▸ **Work to complete**: Below are the entries; count the lines in them that contain the word "time" and give only the number.

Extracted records
begin

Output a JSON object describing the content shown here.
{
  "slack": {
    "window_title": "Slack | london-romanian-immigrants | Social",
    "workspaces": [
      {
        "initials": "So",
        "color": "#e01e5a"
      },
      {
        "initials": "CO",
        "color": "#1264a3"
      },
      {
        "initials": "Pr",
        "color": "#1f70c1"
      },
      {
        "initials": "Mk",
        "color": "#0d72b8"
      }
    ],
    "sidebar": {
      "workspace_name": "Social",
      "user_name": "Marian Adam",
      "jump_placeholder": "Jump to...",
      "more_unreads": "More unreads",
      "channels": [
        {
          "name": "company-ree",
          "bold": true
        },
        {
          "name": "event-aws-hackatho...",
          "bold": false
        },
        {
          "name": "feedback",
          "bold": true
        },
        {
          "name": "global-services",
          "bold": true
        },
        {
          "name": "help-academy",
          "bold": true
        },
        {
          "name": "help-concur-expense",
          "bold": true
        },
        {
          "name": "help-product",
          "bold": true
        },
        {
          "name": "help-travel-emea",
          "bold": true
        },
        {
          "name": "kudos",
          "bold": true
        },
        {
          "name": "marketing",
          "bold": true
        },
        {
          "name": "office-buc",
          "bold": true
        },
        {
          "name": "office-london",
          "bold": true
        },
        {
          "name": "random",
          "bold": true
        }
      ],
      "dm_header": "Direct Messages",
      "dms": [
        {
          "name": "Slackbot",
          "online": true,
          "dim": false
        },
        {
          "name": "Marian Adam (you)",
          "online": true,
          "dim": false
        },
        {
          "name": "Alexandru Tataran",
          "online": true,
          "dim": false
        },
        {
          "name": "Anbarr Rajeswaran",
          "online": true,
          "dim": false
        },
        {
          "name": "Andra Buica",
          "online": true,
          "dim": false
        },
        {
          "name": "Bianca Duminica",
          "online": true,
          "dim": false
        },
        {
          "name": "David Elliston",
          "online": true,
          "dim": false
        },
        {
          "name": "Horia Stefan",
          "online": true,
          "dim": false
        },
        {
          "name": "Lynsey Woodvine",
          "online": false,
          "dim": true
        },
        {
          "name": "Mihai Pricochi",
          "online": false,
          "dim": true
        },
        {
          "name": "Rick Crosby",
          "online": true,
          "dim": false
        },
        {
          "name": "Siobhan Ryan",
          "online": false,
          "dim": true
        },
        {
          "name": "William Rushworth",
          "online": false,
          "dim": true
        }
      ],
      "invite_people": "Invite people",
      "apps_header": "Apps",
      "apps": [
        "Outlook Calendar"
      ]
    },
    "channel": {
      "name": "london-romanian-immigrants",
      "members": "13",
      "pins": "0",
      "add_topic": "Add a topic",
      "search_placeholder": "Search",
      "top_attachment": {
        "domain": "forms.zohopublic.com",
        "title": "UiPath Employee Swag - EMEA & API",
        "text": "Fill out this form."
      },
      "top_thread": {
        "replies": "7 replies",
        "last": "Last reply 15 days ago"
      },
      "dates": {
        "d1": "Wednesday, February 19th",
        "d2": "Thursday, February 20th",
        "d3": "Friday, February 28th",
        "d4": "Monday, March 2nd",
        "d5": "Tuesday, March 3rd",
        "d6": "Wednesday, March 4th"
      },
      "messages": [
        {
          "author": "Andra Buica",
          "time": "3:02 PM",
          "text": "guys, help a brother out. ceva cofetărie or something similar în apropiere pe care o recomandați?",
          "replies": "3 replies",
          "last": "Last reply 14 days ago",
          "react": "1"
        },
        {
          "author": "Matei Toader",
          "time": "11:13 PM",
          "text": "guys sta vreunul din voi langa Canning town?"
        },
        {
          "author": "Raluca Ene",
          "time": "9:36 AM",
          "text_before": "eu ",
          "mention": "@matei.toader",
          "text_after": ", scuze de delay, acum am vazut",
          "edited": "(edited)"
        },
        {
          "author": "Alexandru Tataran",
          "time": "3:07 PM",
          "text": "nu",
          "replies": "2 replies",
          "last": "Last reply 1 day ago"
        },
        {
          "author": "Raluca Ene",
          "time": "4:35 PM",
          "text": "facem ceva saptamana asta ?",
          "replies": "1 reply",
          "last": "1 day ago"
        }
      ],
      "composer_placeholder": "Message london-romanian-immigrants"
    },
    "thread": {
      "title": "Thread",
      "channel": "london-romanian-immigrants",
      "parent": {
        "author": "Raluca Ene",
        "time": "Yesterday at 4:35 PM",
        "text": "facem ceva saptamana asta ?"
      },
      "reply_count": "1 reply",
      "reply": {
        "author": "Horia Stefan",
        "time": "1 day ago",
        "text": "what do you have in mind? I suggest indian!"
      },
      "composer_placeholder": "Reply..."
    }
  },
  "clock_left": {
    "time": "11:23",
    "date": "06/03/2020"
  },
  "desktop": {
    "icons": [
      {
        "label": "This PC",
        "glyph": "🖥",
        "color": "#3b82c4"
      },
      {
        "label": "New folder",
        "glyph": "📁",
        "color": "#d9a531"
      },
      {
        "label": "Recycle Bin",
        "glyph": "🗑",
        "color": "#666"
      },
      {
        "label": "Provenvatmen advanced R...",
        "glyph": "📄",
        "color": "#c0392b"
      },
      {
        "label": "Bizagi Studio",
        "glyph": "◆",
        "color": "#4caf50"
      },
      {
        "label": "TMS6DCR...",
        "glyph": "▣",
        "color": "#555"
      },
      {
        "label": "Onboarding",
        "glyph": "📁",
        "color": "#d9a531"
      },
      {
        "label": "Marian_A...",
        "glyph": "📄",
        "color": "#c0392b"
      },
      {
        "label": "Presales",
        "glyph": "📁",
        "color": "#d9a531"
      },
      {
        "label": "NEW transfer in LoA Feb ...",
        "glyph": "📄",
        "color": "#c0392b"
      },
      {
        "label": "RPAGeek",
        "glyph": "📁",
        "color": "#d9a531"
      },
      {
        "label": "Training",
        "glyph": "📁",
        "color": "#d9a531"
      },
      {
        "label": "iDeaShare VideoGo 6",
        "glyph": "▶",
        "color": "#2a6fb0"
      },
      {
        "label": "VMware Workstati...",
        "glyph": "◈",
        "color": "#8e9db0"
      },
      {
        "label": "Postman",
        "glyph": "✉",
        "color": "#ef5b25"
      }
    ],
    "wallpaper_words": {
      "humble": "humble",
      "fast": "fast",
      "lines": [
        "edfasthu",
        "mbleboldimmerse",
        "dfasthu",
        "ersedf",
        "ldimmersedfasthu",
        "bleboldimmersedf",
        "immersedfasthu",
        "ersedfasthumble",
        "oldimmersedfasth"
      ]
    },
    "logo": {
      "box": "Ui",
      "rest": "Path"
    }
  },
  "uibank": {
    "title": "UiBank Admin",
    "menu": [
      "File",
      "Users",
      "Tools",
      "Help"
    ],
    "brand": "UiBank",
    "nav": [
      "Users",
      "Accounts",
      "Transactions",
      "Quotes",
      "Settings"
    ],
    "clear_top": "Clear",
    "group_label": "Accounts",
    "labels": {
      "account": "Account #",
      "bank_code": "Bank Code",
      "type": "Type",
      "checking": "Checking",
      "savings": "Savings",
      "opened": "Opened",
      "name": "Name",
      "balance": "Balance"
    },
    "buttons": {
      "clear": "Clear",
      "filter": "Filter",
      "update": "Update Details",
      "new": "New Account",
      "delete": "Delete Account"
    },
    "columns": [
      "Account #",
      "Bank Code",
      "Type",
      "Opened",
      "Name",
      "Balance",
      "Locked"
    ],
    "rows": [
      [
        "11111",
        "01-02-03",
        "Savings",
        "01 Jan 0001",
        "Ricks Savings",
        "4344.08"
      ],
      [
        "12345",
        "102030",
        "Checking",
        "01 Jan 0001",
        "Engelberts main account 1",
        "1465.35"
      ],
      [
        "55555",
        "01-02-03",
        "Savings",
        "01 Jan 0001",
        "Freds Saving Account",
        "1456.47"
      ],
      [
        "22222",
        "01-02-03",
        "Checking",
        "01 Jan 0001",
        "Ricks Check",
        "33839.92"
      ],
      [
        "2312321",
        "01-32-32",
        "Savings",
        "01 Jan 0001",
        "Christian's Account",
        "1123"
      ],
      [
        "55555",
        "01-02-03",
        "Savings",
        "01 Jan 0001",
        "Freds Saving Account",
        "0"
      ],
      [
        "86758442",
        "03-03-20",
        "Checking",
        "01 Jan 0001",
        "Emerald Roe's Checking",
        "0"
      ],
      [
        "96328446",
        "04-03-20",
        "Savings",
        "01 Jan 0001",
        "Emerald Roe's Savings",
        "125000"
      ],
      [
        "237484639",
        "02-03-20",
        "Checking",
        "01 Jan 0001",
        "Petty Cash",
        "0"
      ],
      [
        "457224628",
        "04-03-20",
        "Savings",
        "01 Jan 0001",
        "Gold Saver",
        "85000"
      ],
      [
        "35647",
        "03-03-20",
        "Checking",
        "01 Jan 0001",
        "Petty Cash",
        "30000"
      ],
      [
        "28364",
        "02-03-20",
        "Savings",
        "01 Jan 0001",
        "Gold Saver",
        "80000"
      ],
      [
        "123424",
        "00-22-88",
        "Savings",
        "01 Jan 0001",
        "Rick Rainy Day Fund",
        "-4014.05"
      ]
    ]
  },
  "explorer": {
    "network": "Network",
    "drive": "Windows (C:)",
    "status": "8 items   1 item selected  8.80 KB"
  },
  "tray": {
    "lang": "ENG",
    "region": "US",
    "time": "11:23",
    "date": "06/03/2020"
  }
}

end

▸ **Exercise result**: 9